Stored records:
-- BEGIN --
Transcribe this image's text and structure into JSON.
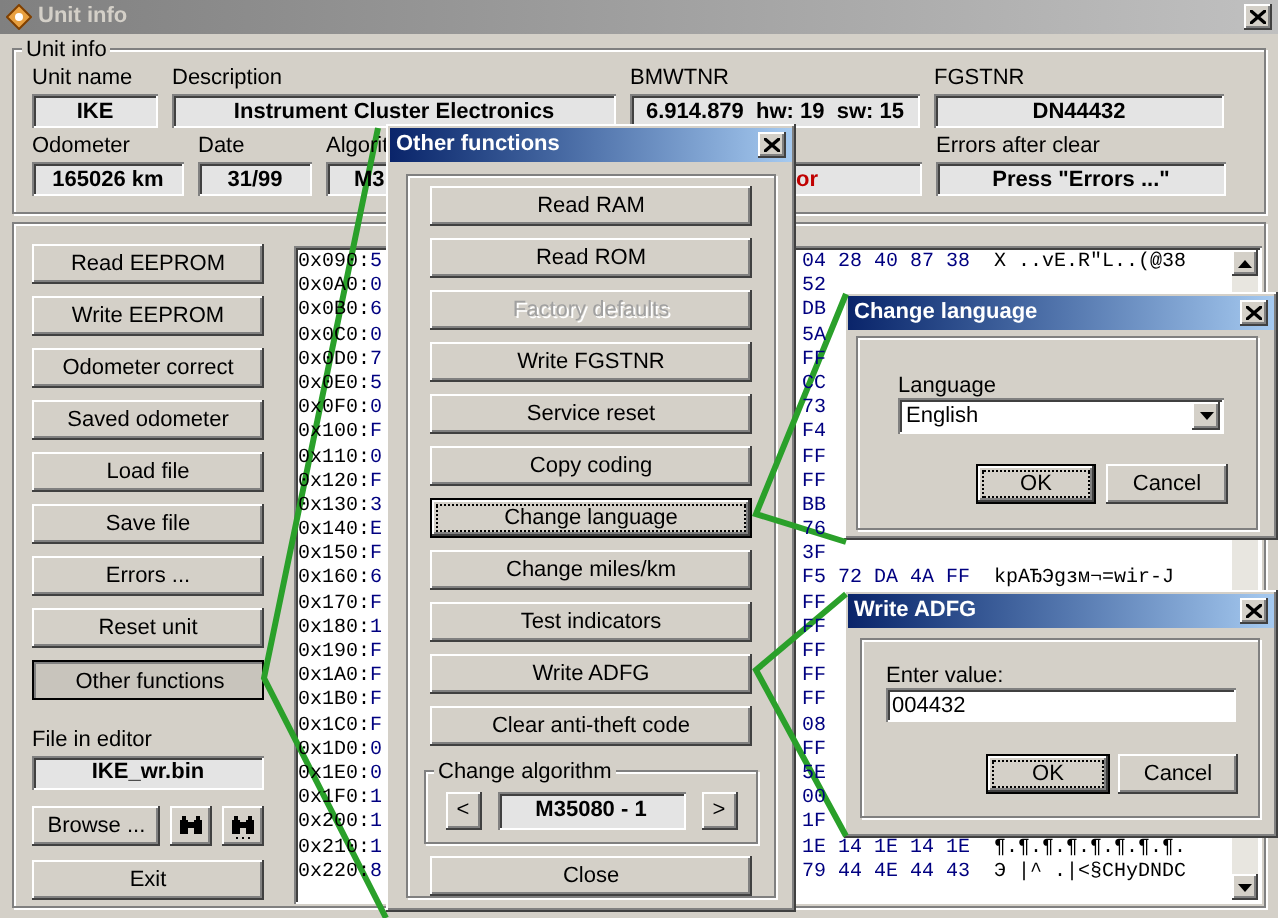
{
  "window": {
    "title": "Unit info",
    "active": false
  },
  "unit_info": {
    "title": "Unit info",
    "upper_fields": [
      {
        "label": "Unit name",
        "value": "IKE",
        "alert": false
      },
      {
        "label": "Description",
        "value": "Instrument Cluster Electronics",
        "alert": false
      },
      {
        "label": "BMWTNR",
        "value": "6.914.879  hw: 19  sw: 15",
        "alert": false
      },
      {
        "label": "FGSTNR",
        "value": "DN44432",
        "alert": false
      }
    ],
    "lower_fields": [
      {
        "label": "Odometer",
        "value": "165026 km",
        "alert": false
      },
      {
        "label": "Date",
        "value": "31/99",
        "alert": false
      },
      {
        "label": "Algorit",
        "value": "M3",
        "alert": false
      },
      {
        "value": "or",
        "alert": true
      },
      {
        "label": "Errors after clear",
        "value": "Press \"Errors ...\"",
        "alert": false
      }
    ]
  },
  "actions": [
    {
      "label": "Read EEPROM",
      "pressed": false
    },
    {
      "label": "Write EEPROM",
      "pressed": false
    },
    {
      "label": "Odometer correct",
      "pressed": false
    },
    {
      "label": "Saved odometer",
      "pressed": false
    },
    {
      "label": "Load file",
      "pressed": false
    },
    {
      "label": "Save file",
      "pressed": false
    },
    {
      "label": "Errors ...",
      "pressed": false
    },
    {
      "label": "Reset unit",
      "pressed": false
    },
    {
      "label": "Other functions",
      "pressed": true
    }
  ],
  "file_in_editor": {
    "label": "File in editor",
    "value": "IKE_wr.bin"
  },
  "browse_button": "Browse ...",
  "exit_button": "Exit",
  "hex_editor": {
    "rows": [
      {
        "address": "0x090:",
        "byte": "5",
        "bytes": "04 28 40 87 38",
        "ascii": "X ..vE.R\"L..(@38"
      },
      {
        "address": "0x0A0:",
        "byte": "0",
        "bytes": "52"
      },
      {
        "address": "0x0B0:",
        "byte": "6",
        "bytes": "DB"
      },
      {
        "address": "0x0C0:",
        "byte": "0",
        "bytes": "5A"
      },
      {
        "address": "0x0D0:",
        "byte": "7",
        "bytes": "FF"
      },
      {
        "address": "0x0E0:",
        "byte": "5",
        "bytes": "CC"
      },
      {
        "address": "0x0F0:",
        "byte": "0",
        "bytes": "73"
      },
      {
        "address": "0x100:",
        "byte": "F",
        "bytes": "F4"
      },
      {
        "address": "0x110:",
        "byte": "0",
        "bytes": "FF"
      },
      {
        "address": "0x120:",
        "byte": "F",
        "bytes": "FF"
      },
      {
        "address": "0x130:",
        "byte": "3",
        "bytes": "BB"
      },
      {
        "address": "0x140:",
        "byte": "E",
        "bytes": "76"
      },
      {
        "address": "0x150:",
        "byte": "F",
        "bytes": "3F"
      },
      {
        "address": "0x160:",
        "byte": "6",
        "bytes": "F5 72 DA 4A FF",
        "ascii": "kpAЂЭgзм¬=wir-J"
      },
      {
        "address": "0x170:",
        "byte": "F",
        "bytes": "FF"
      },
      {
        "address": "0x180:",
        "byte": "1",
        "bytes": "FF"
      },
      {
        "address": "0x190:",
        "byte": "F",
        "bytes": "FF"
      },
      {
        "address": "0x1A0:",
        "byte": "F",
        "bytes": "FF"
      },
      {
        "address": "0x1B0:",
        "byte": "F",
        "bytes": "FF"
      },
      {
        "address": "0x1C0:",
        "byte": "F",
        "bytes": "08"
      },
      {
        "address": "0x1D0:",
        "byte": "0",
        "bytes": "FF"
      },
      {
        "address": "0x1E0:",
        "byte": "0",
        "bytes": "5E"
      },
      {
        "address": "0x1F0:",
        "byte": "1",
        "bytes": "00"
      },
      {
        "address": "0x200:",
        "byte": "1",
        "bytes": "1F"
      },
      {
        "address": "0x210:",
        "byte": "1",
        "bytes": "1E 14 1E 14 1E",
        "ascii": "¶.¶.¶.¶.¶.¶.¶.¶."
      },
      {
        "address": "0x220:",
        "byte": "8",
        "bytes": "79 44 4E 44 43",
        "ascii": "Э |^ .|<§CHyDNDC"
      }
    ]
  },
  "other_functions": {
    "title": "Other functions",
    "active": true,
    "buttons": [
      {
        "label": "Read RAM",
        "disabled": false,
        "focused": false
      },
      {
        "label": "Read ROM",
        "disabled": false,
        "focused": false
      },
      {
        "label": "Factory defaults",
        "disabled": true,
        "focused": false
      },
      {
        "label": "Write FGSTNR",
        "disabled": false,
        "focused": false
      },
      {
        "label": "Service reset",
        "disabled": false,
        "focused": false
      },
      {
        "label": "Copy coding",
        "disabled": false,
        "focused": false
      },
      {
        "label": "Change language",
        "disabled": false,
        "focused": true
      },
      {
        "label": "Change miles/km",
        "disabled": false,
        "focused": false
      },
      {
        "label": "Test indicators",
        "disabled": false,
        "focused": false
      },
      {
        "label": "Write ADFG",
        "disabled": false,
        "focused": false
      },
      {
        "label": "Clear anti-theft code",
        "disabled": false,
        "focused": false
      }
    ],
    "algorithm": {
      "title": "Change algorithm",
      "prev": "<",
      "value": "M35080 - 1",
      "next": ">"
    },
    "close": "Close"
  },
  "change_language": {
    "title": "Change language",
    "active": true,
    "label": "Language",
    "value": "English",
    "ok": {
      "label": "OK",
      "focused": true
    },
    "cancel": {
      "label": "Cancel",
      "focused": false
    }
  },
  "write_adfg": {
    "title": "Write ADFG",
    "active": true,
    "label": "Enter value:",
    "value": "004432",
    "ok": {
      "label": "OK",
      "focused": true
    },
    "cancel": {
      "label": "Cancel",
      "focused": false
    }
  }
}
-- END --
Make an exact reproduction of the listing above, without any pictures.

Transcribe this image's text and structure into JSON.
{
  "window": {
    "title": "Unit info",
    "active": false
  },
  "unit_info": {
    "title": "Unit info",
    "upper_fields": [
      {
        "label": "Unit name",
        "value": "IKE",
        "alert": false
      },
      {
        "label": "Description",
        "value": "Instrument Cluster Electronics",
        "alert": false
      },
      {
        "label": "BMWTNR",
        "value": "6.914.879  hw: 19  sw: 15",
        "alert": false
      },
      {
        "label": "FGSTNR",
        "value": "DN44432",
        "alert": false
      }
    ],
    "lower_fields": [
      {
        "label": "Odometer",
        "value": "165026 km",
        "alert": false
      },
      {
        "label": "Date",
        "value": "31/99",
        "alert": false
      },
      {
        "label": "Algorit",
        "value": "M3",
        "alert": false
      },
      {
        "value": "or",
        "alert": true
      },
      {
        "label": "Errors after clear",
        "value": "Press \"Errors ...\"",
        "alert": false
      }
    ]
  },
  "actions": [
    {
      "label": "Read EEPROM",
      "pressed": false
    },
    {
      "label": "Write EEPROM",
      "pressed": false
    },
    {
      "label": "Odometer correct",
      "pressed": false
    },
    {
      "label": "Saved odometer",
      "pressed": false
    },
    {
      "label": "Load file",
      "pressed": false
    },
    {
      "label": "Save file",
      "pressed": false
    },
    {
      "label": "Errors ...",
      "pressed": false
    },
    {
      "label": "Reset unit",
      "pressed": false
    },
    {
      "label": "Other functions",
      "pressed": true
    }
  ],
  "file_in_editor": {
    "label": "File in editor",
    "value": "IKE_wr.bin"
  },
  "browse_button": "Browse ...",
  "exit_button": "Exit",
  "hex_editor": {
    "rows": [
      {
        "address": "0x090:",
        "byte": "5",
        "bytes": "04 28 40 87 38",
        "ascii": "X ..vE.R\"L..(@38"
      },
      {
        "address": "0x0A0:",
        "byte": "0",
        "bytes": "52"
      },
      {
        "address": "0x0B0:",
        "byte": "6",
        "bytes": "DB"
      },
      {
        "address": "0x0C0:",
        "byte": "0",
        "bytes": "5A"
      },
      {
        "address": "0x0D0:",
        "byte": "7",
        "bytes": "FF"
      },
      {
        "address": "0x0E0:",
        "byte": "5",
        "bytes": "CC"
      },
      {
        "address": "0x0F0:",
        "byte": "0",
        "bytes": "73"
      },
      {
        "address": "0x100:",
        "byte": "F",
        "bytes": "F4"
      },
      {
        "address": "0x110:",
        "byte": "0",
        "bytes": "FF"
      },
      {
        "address": "0x120:",
        "byte": "F",
        "bytes": "FF"
      },
      {
        "address": "0x130:",
        "byte": "3",
        "bytes": "BB"
      },
      {
        "address": "0x140:",
        "byte": "E",
        "bytes": "76"
      },
      {
        "address": "0x150:",
        "byte": "F",
        "bytes": "3F"
      },
      {
        "address": "0x160:",
        "byte": "6",
        "bytes": "F5 72 DA 4A FF",
        "ascii": "kpAЂЭgзм¬=wir-J"
      },
      {
        "address": "0x170:",
        "byte": "F",
        "bytes": "FF"
      },
      {
        "address": "0x180:",
        "byte": "1",
        "bytes": "FF"
      },
      {
        "address": "0x190:",
        "byte": "F",
        "bytes": "FF"
      },
      {
        "address": "0x1A0:",
        "byte": "F",
        "bytes": "FF"
      },
      {
        "address": "0x1B0:",
        "byte": "F",
        "bytes": "FF"
      },
      {
        "address": "0x1C0:",
        "byte": "F",
        "bytes": "08"
      },
      {
        "address": "0x1D0:",
        "byte": "0",
        "bytes": "FF"
      },
      {
        "address": "0x1E0:",
        "byte": "0",
        "bytes": "5E"
      },
      {
        "address": "0x1F0:",
        "byte": "1",
        "bytes": "00"
      },
      {
        "address": "0x200:",
        "byte": "1",
        "bytes": "1F"
      },
      {
        "address": "0x210:",
        "byte": "1",
        "bytes": "1E 14 1E 14 1E",
        "ascii": "¶.¶.¶.¶.¶.¶.¶.¶."
      },
      {
        "address": "0x220:",
        "byte": "8",
        "bytes": "79 44 4E 44 43",
        "ascii": "Э |^ .|<§CHyDNDC"
      }
    ]
  },
  "other_functions": {
    "title": "Other functions",
    "active": true,
    "buttons": [
      {
        "label": "Read RAM",
        "disabled": false,
        "focused": false
      },
      {
        "label": "Read ROM",
        "disabled": false,
        "focused": false
      },
      {
        "label": "Factory defaults",
        "disabled": true,
        "focused": false
      },
      {
        "label": "Write FGSTNR",
        "disabled": false,
        "focused": false
      },
      {
        "label": "Service reset",
        "disabled": false,
        "focused": false
      },
      {
        "label": "Copy coding",
        "disabled": false,
        "focused": false
      },
      {
        "label": "Change language",
        "disabled": false,
        "focused": true
      },
      {
        "label": "Change miles/km",
        "disabled": false,
        "focused": false
      },
      {
        "label": "Test indicators",
        "disabled": false,
        "focused": false
      },
      {
        "label": "Write ADFG",
        "disabled": false,
        "focused": false
      },
      {
        "label": "Clear anti-theft code",
        "disabled": false,
        "focused": false
      }
    ],
    "algorithm": {
      "title": "Change algorithm",
      "prev": "<",
      "value": "M35080 - 1",
      "next": ">"
    },
    "close": "Close"
  },
  "change_language": {
    "title": "Change language",
    "active": true,
    "label": "Language",
    "value": "English",
    "ok": {
      "label": "OK",
      "focused": true
    },
    "cancel": {
      "label": "Cancel",
      "focused": false
    }
  },
  "write_adfg": {
    "title": "Write ADFG",
    "active": true,
    "label": "Enter value:",
    "value": "004432",
    "ok": {
      "label": "OK",
      "focused": true
    },
    "cancel": {
      "label": "Cancel",
      "focused": false
    }
  }
}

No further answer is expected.